_Direction:_ Copy every one of the following rows verbatim, but omit the pictures.

[Layout dataset entries]
────────────────────────────────────────

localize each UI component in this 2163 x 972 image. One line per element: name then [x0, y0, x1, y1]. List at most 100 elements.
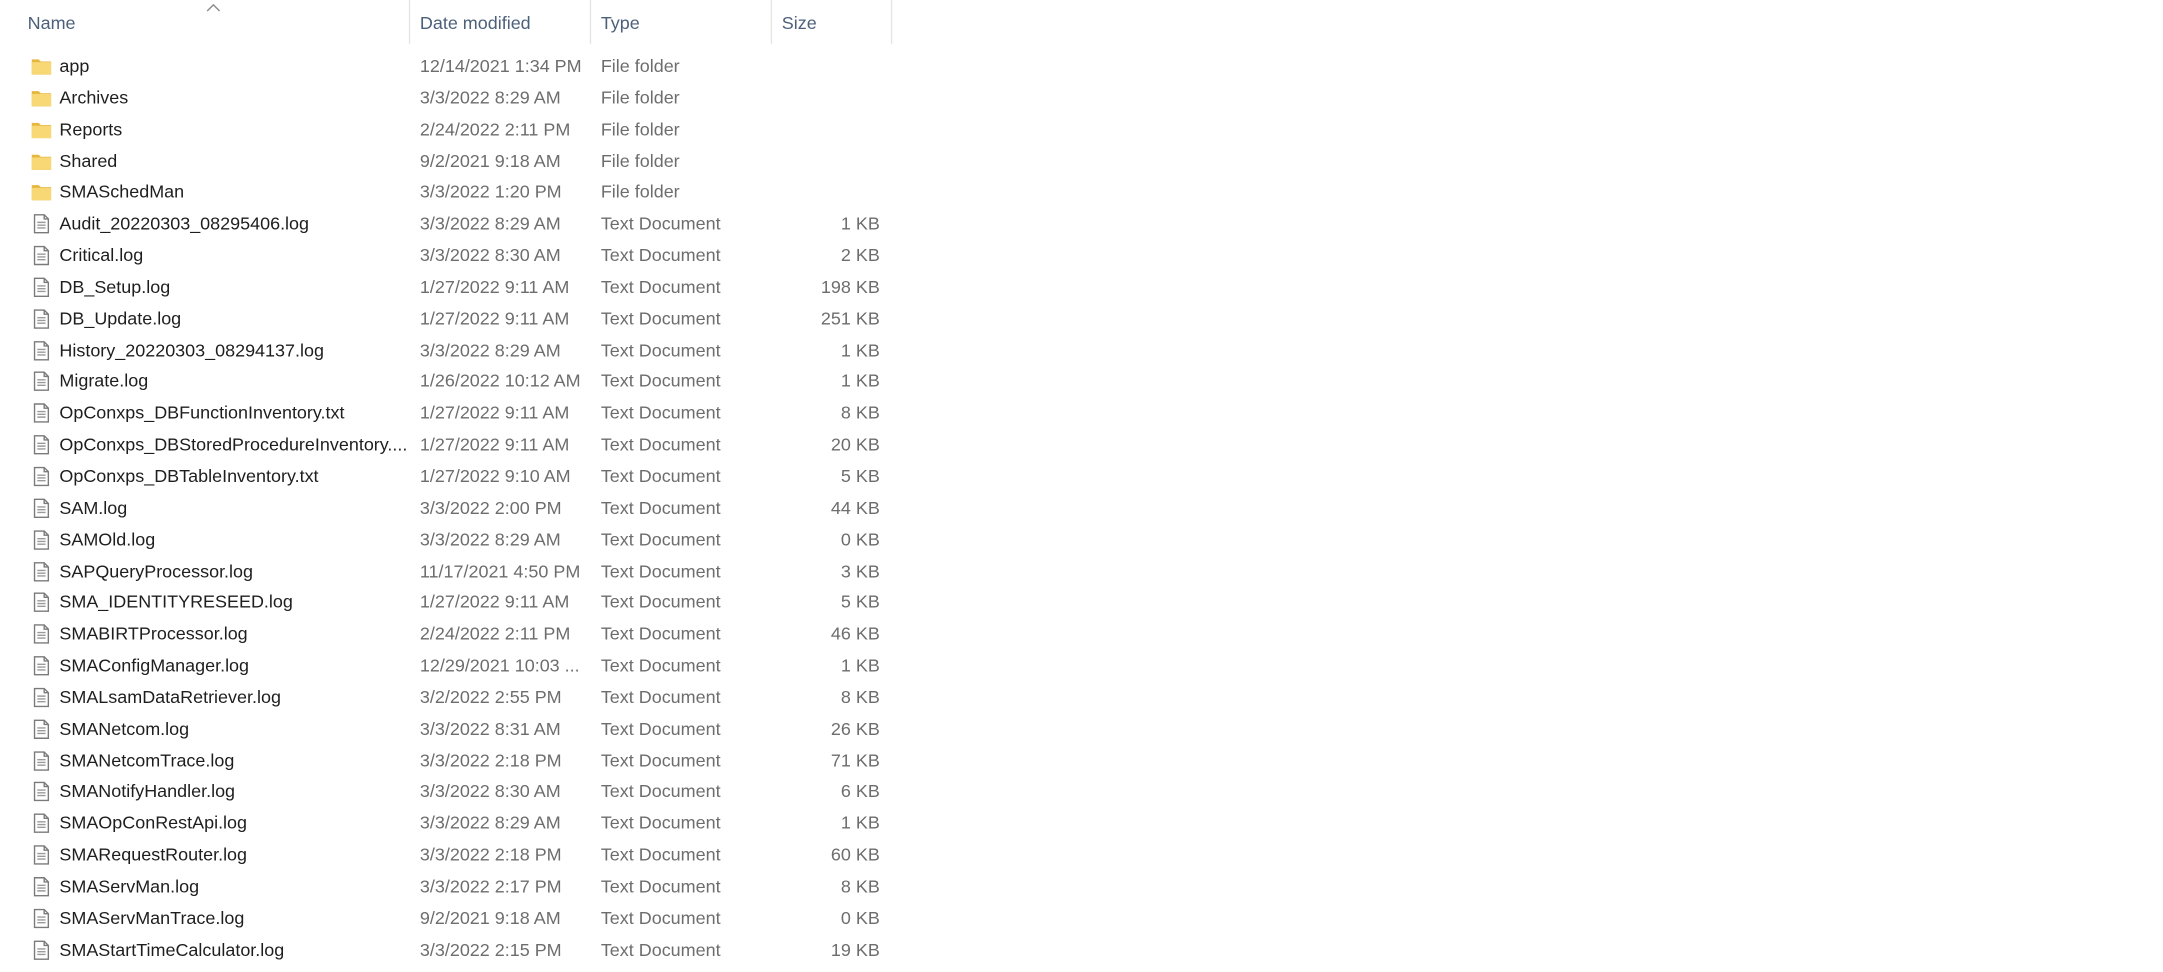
file-row[interactable]: SMAOpConRestApi.log 3/3/2022 8:29 AM Text …: [0, 807, 892, 839]
column-header-date[interactable]: Date modified: [410, 0, 592, 45]
file-type: File folder: [600, 86, 680, 108]
column-header-name-label: Name: [27, 12, 76, 34]
text-document-icon: [30, 434, 52, 456]
file-name: Reports: [59, 118, 123, 140]
file-row[interactable]: SMANotifyHandler.log 3/3/2022 8:30 AM Text…: [0, 775, 892, 807]
text-document-icon: [30, 465, 52, 487]
file-row[interactable]: app 12/14/2021 1:34 PM File folder: [0, 50, 892, 82]
file-type: Text Document: [600, 844, 721, 865]
file-date-modified: 12/29/2021 10:03 ...: [419, 654, 580, 676]
file-type: Text Document: [600, 654, 721, 676]
file-name: OpConxps_DBStoredProcedureInventory....: [59, 433, 408, 455]
file-row[interactable]: SMALsamDataRetriever.log 3/2/2022 2:55 PM…: [0, 681, 892, 713]
text-document-icon: [30, 749, 52, 771]
text-document-icon: [30, 812, 52, 834]
file-type: Text Document: [600, 276, 721, 297]
file-size: 6 KB: [840, 780, 880, 802]
file-row[interactable]: SAM.log 3/3/2022 2:00 PM Text Document 44 K…: [0, 491, 892, 523]
file-list: app 12/14/2021 1:34 PM File folder Archives…: [0, 50, 892, 965]
file-date-modified: 3/3/2022 8:29 AM: [419, 213, 561, 234]
file-type: Text Document: [600, 875, 721, 897]
file-name: SMANetcomTrace.log: [59, 749, 235, 771]
file-date-modified: 3/3/2022 2:18 PM: [419, 749, 562, 771]
file-row[interactable]: SMASchedMan 3/3/2022 1:20 PM File folder: [0, 176, 892, 208]
file-date-modified: 3/3/2022 2:17 PM: [419, 875, 562, 897]
column-header-type-label: Type: [600, 12, 640, 34]
file-type: File folder: [600, 181, 680, 203]
file-row[interactable]: SMARequestRouter.log 3/3/2022 2:18 PM Text…: [0, 839, 892, 871]
file-size: 0 KB: [840, 907, 880, 928]
file-row[interactable]: SMABIRTProcessor.log 2/24/2022 2:11 PM Tex…: [0, 618, 892, 650]
file-row[interactable]: SMANetcom.log 3/3/2022 8:31 AM Text Docume…: [0, 712, 892, 744]
file-date-modified: 1/27/2022 9:11 AM: [419, 433, 570, 455]
file-date-modified: 3/3/2022 8:29 AM: [419, 812, 561, 834]
column-header-size-label: Size: [781, 12, 817, 34]
file-name: SAPQueryProcessor.log: [59, 560, 254, 581]
file-size: 71 KB: [830, 749, 880, 771]
file-name: SMAStartTimeCalculator.log: [59, 938, 285, 960]
file-explorer-view: Name Date modified Type Size app 12/14/20…: [0, 0, 2163, 970]
file-type: Text Document: [600, 339, 721, 360]
column-header-name[interactable]: Name: [0, 0, 411, 45]
file-row[interactable]: Audit_20220303_08295406.log 3/3/2022 8:29…: [0, 207, 892, 239]
file-row[interactable]: OpConxps_DBFunctionInventory.txt 1/27/202…: [0, 397, 892, 429]
text-document-icon: [30, 781, 52, 803]
text-document-icon: [30, 592, 52, 614]
file-row[interactable]: SMAStartTimeCalculator.log 3/3/2022 2:15 …: [0, 933, 892, 965]
text-document-icon: [30, 371, 52, 393]
file-date-modified: 3/3/2022 2:00 PM: [419, 496, 562, 518]
file-row[interactable]: Archives 3/3/2022 8:29 AM File folder: [0, 81, 892, 113]
file-name: SMAOpConRestApi.log: [59, 812, 248, 834]
file-name: SMASchedMan: [59, 181, 185, 203]
file-date-modified: 3/3/2022 8:29 AM: [419, 86, 561, 108]
file-type: Text Document: [600, 370, 721, 392]
file-date-modified: 3/3/2022 8:30 AM: [419, 780, 561, 802]
file-row[interactable]: DB_Update.log 1/27/2022 9:11 AM Text Docum…: [0, 302, 892, 334]
column-header-type[interactable]: Type: [591, 0, 773, 45]
file-size: 1 KB: [840, 213, 880, 234]
file-size: 20 KB: [830, 433, 880, 455]
file-row[interactable]: SMA_IDENTITYRESEED.log 1/27/2022 9:11 AM T…: [0, 586, 892, 618]
file-row[interactable]: OpConxps_DBTableInventory.txt 1/27/2022 9…: [0, 460, 892, 492]
text-document-icon: [30, 339, 52, 361]
file-date-modified: 2/24/2022 2:11 PM: [419, 623, 571, 644]
file-row[interactable]: Shared 9/2/2021 9:18 AM File folder: [0, 144, 892, 176]
file-name: DB_Update.log: [59, 307, 182, 329]
text-document-icon: [30, 907, 52, 929]
file-row[interactable]: Critical.log 3/3/2022 8:30 AM Text Documen…: [0, 239, 892, 271]
file-date-modified: 3/3/2022 8:31 AM: [419, 717, 561, 739]
file-date-modified: 2/24/2022 2:11 PM: [419, 118, 571, 140]
file-date-modified: 9/2/2021 9:18 AM: [419, 907, 561, 928]
file-size: 198 KB: [820, 276, 880, 297]
file-row[interactable]: SAMOld.log 3/3/2022 8:29 AM Text Document 0…: [0, 523, 892, 555]
file-type: File folder: [600, 55, 680, 76]
file-row[interactable]: OpConxps_DBStoredProcedureInventory.... 1…: [0, 428, 892, 460]
file-row[interactable]: Migrate.log 1/26/2022 10:12 AM Text Docume…: [0, 365, 892, 397]
file-row[interactable]: SMANetcomTrace.log 3/3/2022 2:18 PM Text D…: [0, 744, 892, 776]
file-name: Archives: [59, 86, 129, 108]
file-name: Critical.log: [59, 244, 144, 266]
file-row[interactable]: SAPQueryProcessor.log 11/17/2021 4:50 PM T…: [0, 555, 892, 587]
text-document-icon: [30, 655, 52, 677]
file-date-modified: 12/14/2021 1:34 PM: [419, 55, 582, 76]
file-row[interactable]: Reports 2/24/2022 2:11 PM File folder: [0, 113, 892, 145]
file-type: Text Document: [600, 433, 721, 455]
file-type: File folder: [600, 118, 680, 140]
file-date-modified: 11/17/2021 4:50 PM: [419, 560, 581, 581]
file-row[interactable]: SMAConfigManager.log 12/29/2021 10:03 ...…: [0, 649, 892, 681]
file-type: Text Document: [600, 244, 721, 266]
file-size: 46 KB: [830, 623, 880, 644]
text-document-icon: [30, 245, 52, 267]
file-size: 2 KB: [840, 244, 880, 266]
sort-ascending-icon: [206, 3, 221, 12]
file-date-modified: 1/27/2022 9:11 AM: [419, 402, 570, 424]
text-document-icon: [30, 686, 52, 708]
file-type: Text Document: [600, 307, 721, 329]
file-row[interactable]: SMAServManTrace.log 9/2/2021 9:18 AM Text …: [0, 902, 892, 934]
file-row[interactable]: History_20220303_08294137.log 3/3/2022 8:…: [0, 334, 892, 366]
file-row[interactable]: DB_Setup.log 1/27/2022 9:11 AM Text Docume…: [0, 271, 892, 303]
column-header-size[interactable]: Size: [772, 0, 893, 45]
file-name: OpConxps_DBFunctionInventory.txt: [59, 402, 345, 424]
file-row[interactable]: SMAServMan.log 3/3/2022 2:17 PM Text Docum…: [0, 870, 892, 902]
file-date-modified: 3/3/2022 8:29 AM: [419, 339, 561, 360]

────────────────────────────────────────

_Expected answer:_
localize each UI component in this 2163 x 972 image. One line per element: name then [x0, y0, x1, y1]. List at most 100 elements.
file-row[interactable]: SMAOpConRestApi.log 3/3/2022 8:29 AM Text …: [0, 807, 892, 839]
column-header-date[interactable]: Date modified: [410, 0, 592, 45]
file-type: File folder: [600, 86, 680, 108]
column-header-name-label: Name: [27, 12, 76, 34]
text-document-icon: [30, 434, 52, 456]
file-name: Reports: [59, 118, 123, 140]
file-row[interactable]: SMANotifyHandler.log 3/3/2022 8:30 AM Text…: [0, 775, 892, 807]
text-document-icon: [30, 465, 52, 487]
file-row[interactable]: app 12/14/2021 1:34 PM File folder: [0, 50, 892, 82]
file-type: Text Document: [600, 844, 721, 865]
file-date-modified: 12/29/2021 10:03 ...: [419, 654, 580, 676]
file-type: Text Document: [600, 654, 721, 676]
file-name: OpConxps_DBStoredProcedureInventory....: [59, 433, 408, 455]
file-row[interactable]: SMALsamDataRetriever.log 3/2/2022 2:55 PM…: [0, 681, 892, 713]
text-document-icon: [30, 749, 52, 771]
text-document-icon: [30, 812, 52, 834]
file-type: Text Document: [600, 276, 721, 297]
file-size: 6 KB: [840, 780, 880, 802]
file-row[interactable]: SAM.log 3/3/2022 2:00 PM Text Document 44 K…: [0, 491, 892, 523]
file-list: app 12/14/2021 1:34 PM File folder Archives…: [0, 50, 892, 965]
file-date-modified: 3/3/2022 8:29 AM: [419, 213, 561, 234]
file-type: Text Document: [600, 875, 721, 897]
file-name: SMANetcomTrace.log: [59, 749, 235, 771]
file-date-modified: 3/3/2022 2:18 PM: [419, 749, 562, 771]
file-row[interactable]: SMASchedMan 3/3/2022 1:20 PM File folder: [0, 176, 892, 208]
file-date-modified: 3/3/2022 2:17 PM: [419, 875, 562, 897]
column-header-type-label: Type: [600, 12, 640, 34]
file-type: File folder: [600, 181, 680, 203]
file-row[interactable]: SMARequestRouter.log 3/3/2022 2:18 PM Text…: [0, 839, 892, 871]
file-size: 0 KB: [840, 907, 880, 928]
file-row[interactable]: SMABIRTProcessor.log 2/24/2022 2:11 PM Tex…: [0, 618, 892, 650]
file-row[interactable]: SMANetcom.log 3/3/2022 8:31 AM Text Docume…: [0, 712, 892, 744]
file-date-modified: 1/27/2022 9:11 AM: [419, 433, 570, 455]
file-date-modified: 3/3/2022 8:29 AM: [419, 812, 561, 834]
column-header-size-label: Size: [781, 12, 817, 34]
file-name: SAPQueryProcessor.log: [59, 560, 254, 581]
file-size: 71 KB: [830, 749, 880, 771]
file-name: SMAStartTimeCalculator.log: [59, 938, 285, 960]
file-explorer-view: Name Date modified Type Size app 12/14/20…: [0, 0, 2163, 970]
file-type: Text Document: [600, 339, 721, 360]
column-header-name[interactable]: Name: [0, 0, 411, 45]
file-row[interactable]: Audit_20220303_08295406.log 3/3/2022 8:29…: [0, 207, 892, 239]
file-row[interactable]: OpConxps_DBFunctionInventory.txt 1/27/202…: [0, 397, 892, 429]
text-document-icon: [30, 781, 52, 803]
text-document-icon: [30, 592, 52, 614]
file-row[interactable]: SMAStartTimeCalculator.log 3/3/2022 2:15 …: [0, 933, 892, 965]
text-document-icon: [30, 371, 52, 393]
file-date-modified: 3/3/2022 2:00 PM: [419, 496, 562, 518]
file-row[interactable]: Archives 3/3/2022 8:29 AM File folder: [0, 81, 892, 113]
file-name: SMAOpConRestApi.log: [59, 812, 248, 834]
file-name: SMASchedMan: [59, 181, 185, 203]
file-date-modified: 3/3/2022 8:29 AM: [419, 86, 561, 108]
file-type: Text Document: [600, 370, 721, 392]
file-date-modified: 3/3/2022 8:30 AM: [419, 780, 561, 802]
file-row[interactable]: DB_Update.log 1/27/2022 9:11 AM Text Docum…: [0, 302, 892, 334]
column-header-type[interactable]: Type: [591, 0, 773, 45]
file-size: 1 KB: [840, 213, 880, 234]
file-size: 20 KB: [830, 433, 880, 455]
file-row[interactable]: SMA_IDENTITYRESEED.log 1/27/2022 9:11 AM T…: [0, 586, 892, 618]
file-row[interactable]: OpConxps_DBTableInventory.txt 1/27/2022 9…: [0, 460, 892, 492]
text-document-icon: [30, 339, 52, 361]
file-date-modified: 2/24/2022 2:11 PM: [419, 623, 571, 644]
file-row[interactable]: Shared 9/2/2021 9:18 AM File folder: [0, 144, 892, 176]
file-name: DB_Update.log: [59, 307, 182, 329]
text-document-icon: [30, 907, 52, 929]
file-row[interactable]: Critical.log 3/3/2022 8:30 AM Text Documen…: [0, 239, 892, 271]
file-date-modified: 3/3/2022 8:31 AM: [419, 717, 561, 739]
file-date-modified: 2/24/2022 2:11 PM: [419, 118, 571, 140]
file-date-modified: 9/2/2021 9:18 AM: [419, 907, 561, 928]
file-size: 198 KB: [820, 276, 880, 297]
file-row[interactable]: SAMOld.log 3/3/2022 8:29 AM Text Document 0…: [0, 523, 892, 555]
file-type: File folder: [600, 55, 680, 76]
file-row[interactable]: OpConxps_DBStoredProcedureInventory.... 1…: [0, 428, 892, 460]
file-row[interactable]: Migrate.log 1/26/2022 10:12 AM Text Docume…: [0, 365, 892, 397]
file-row[interactable]: SMANetcomTrace.log 3/3/2022 2:18 PM Text D…: [0, 744, 892, 776]
file-name: Archives: [59, 86, 129, 108]
file-name: Critical.log: [59, 244, 144, 266]
file-row[interactable]: SAPQueryProcessor.log 11/17/2021 4:50 PM T…: [0, 555, 892, 587]
text-document-icon: [30, 655, 52, 677]
file-date-modified: 12/14/2021 1:34 PM: [419, 55, 582, 76]
file-row[interactable]: Reports 2/24/2022 2:11 PM File folder: [0, 113, 892, 145]
file-type: Text Document: [600, 433, 721, 455]
file-type: File folder: [600, 118, 680, 140]
file-date-modified: 11/17/2021 4:50 PM: [419, 560, 581, 581]
file-row[interactable]: SMAConfigManager.log 12/29/2021 10:03 ...…: [0, 649, 892, 681]
file-type: Text Document: [600, 244, 721, 266]
file-size: 46 KB: [830, 623, 880, 644]
text-document-icon: [30, 245, 52, 267]
file-size: 2 KB: [840, 244, 880, 266]
sort-ascending-icon: [206, 3, 221, 12]
file-date-modified: 1/27/2022 9:11 AM: [419, 402, 570, 424]
text-document-icon: [30, 686, 52, 708]
file-type: Text Document: [600, 307, 721, 329]
file-row[interactable]: SMAServManTrace.log 9/2/2021 9:18 AM Text …: [0, 902, 892, 934]
file-row[interactable]: History_20220303_08294137.log 3/3/2022 8:…: [0, 334, 892, 366]
file-row[interactable]: DB_Setup.log 1/27/2022 9:11 AM Text Docume…: [0, 271, 892, 303]
column-header-size[interactable]: Size: [772, 0, 893, 45]
file-name: OpConxps_DBFunctionInventory.txt: [59, 402, 345, 424]
file-row[interactable]: SMAServMan.log 3/3/2022 2:17 PM Text Docum…: [0, 870, 892, 902]
file-date-modified: 3/3/2022 8:29 AM: [419, 339, 561, 360]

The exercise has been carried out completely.